__Directions__.
Give only the number of lines where "числе" occurs.

___ Data records ___

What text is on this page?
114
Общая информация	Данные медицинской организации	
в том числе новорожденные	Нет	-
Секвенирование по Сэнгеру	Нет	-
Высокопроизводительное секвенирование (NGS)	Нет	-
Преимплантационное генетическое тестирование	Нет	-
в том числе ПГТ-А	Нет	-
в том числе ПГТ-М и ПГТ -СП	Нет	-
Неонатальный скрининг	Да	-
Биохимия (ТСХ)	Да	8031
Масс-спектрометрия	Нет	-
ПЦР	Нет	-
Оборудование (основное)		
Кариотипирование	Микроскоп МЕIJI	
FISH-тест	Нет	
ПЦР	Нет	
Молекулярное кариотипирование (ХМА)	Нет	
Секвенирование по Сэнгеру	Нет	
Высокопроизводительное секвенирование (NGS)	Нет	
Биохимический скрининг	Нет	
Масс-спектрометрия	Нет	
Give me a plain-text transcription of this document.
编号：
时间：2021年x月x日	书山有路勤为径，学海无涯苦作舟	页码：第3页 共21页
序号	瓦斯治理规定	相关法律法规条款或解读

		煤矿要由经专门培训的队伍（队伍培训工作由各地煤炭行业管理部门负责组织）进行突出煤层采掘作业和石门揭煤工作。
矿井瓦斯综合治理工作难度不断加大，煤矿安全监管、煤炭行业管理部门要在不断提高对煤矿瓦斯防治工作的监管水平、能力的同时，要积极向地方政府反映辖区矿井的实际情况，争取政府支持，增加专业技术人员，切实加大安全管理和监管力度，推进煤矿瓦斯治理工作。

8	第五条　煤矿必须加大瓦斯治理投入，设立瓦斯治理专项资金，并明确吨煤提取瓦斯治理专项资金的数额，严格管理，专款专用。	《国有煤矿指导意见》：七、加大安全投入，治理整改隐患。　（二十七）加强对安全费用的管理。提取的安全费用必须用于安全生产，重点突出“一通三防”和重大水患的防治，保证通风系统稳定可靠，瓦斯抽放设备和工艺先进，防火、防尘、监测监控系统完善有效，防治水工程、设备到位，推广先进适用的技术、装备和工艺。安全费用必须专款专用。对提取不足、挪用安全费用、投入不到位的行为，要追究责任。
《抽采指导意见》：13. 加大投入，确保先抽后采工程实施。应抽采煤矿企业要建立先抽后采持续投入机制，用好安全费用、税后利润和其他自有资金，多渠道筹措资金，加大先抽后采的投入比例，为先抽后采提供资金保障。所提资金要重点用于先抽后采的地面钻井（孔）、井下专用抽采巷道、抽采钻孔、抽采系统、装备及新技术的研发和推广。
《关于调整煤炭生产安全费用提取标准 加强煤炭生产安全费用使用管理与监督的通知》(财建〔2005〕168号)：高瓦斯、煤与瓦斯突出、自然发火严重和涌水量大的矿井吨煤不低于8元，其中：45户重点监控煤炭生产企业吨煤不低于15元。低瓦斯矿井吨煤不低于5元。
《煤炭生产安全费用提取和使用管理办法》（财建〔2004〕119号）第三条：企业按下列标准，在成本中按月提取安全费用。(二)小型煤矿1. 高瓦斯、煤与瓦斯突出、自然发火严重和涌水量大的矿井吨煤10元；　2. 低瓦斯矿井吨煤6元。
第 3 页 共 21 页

___

__The solution__.
3